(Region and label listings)
▽

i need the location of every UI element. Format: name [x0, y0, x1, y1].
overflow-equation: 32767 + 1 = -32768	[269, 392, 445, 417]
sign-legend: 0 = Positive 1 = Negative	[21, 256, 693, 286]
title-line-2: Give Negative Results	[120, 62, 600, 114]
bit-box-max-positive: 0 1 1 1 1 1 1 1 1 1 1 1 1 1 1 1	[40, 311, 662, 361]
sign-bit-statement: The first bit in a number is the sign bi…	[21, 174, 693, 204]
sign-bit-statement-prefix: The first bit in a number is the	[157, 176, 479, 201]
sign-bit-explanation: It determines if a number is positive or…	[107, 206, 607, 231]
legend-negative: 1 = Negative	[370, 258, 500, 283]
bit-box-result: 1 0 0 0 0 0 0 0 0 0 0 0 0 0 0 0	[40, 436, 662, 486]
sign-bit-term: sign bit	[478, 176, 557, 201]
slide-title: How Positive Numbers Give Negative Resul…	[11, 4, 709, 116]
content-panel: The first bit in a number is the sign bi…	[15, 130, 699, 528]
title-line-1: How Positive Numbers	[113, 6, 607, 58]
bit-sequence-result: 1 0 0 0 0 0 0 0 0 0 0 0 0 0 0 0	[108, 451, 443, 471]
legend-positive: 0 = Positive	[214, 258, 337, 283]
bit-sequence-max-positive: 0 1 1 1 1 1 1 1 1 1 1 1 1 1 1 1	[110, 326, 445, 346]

△
▽

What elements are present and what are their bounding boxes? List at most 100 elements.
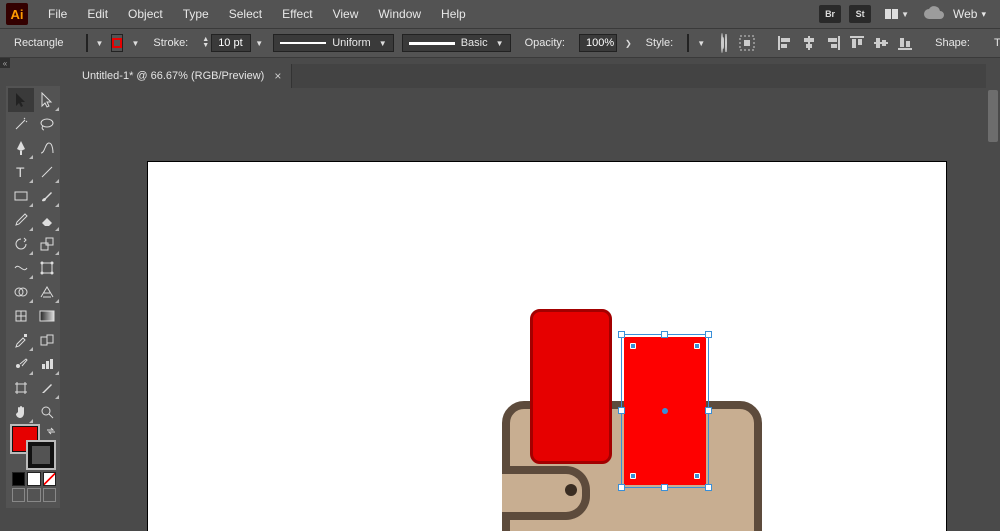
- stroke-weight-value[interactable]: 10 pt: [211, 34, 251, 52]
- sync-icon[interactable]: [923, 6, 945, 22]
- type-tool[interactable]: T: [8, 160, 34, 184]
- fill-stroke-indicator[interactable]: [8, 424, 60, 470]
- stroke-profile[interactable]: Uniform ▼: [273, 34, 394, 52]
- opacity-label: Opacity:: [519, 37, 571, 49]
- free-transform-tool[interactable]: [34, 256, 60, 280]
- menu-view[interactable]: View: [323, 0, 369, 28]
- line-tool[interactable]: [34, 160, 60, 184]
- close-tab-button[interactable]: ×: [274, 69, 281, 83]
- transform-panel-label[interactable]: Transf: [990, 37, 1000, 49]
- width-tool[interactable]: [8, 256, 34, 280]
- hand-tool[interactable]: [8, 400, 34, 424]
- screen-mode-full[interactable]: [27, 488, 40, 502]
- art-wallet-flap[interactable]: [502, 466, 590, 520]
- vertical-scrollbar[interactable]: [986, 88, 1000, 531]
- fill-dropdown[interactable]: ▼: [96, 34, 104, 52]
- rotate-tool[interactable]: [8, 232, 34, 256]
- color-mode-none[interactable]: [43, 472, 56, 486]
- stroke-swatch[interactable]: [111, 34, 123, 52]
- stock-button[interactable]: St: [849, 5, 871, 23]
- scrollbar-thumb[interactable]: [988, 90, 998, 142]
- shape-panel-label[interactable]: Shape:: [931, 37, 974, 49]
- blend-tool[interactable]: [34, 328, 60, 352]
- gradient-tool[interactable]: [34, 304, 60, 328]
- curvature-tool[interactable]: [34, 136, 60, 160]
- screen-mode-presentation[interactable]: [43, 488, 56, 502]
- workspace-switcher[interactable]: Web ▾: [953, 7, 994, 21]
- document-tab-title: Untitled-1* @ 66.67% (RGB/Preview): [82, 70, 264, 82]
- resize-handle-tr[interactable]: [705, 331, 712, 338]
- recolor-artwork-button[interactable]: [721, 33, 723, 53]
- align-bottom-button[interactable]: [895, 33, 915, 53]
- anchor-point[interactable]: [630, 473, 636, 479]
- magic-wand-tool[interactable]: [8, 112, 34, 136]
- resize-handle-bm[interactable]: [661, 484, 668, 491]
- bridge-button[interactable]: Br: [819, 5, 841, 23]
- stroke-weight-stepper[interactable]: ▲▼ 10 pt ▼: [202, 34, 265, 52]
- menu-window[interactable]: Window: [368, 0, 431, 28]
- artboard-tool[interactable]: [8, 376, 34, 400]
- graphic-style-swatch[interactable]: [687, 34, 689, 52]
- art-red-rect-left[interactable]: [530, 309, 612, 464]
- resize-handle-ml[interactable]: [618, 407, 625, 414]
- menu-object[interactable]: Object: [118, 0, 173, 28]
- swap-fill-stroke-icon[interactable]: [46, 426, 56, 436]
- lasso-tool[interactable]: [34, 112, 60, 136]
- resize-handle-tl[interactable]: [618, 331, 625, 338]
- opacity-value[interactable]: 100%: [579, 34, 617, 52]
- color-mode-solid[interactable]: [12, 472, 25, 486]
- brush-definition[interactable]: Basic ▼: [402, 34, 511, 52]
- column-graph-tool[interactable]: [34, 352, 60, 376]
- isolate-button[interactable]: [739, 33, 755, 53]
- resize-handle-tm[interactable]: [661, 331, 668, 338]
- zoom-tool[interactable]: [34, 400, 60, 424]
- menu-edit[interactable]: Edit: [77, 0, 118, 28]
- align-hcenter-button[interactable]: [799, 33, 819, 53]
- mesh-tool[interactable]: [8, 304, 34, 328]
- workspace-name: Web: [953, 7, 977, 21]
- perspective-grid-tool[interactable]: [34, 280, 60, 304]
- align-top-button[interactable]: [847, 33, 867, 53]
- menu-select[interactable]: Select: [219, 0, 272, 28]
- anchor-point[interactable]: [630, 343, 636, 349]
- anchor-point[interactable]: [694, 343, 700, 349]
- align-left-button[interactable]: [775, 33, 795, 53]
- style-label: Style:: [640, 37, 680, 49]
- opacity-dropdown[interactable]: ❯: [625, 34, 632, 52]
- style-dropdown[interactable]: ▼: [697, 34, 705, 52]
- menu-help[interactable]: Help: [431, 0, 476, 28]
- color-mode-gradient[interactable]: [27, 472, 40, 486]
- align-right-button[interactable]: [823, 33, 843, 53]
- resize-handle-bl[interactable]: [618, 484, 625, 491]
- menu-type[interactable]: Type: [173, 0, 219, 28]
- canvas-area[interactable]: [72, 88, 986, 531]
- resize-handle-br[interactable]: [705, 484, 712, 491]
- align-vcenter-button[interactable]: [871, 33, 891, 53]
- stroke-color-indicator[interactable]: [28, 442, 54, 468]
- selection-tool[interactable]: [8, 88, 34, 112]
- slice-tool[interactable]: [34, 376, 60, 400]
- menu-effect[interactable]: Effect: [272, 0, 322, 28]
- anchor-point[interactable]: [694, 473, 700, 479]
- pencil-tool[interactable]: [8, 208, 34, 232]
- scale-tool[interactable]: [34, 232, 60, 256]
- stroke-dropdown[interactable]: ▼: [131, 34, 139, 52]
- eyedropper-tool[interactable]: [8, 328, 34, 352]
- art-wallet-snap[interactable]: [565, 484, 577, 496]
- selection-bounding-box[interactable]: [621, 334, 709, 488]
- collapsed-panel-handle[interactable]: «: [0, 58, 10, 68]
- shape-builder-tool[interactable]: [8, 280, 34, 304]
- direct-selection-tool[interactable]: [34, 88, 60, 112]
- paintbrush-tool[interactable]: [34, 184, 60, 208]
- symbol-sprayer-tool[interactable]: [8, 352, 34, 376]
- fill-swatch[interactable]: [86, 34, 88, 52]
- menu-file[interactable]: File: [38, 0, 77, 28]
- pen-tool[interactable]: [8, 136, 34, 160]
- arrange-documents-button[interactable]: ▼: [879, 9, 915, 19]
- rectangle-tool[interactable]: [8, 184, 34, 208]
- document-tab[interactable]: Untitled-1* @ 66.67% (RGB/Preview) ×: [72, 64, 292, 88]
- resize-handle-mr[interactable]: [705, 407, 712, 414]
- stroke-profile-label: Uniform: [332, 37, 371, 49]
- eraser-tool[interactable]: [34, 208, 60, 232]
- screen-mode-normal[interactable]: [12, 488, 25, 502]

△

YOUR OBJECTIVE: Reproduce the records verbatim, beginning with the line that contains "i need the location" and continuing through the line that contains "title-line-2: Give Negative".

COMPLETE OUTPUT:
i need the location of every UI element. Format: name [x0, y0, x1, y1].
overflow-equation: 32767 + 1 = -32768	[269, 392, 445, 417]
sign-legend: 0 = Positive 1 = Negative	[21, 256, 693, 286]
title-line-2: Give Negative Results	[120, 62, 600, 114]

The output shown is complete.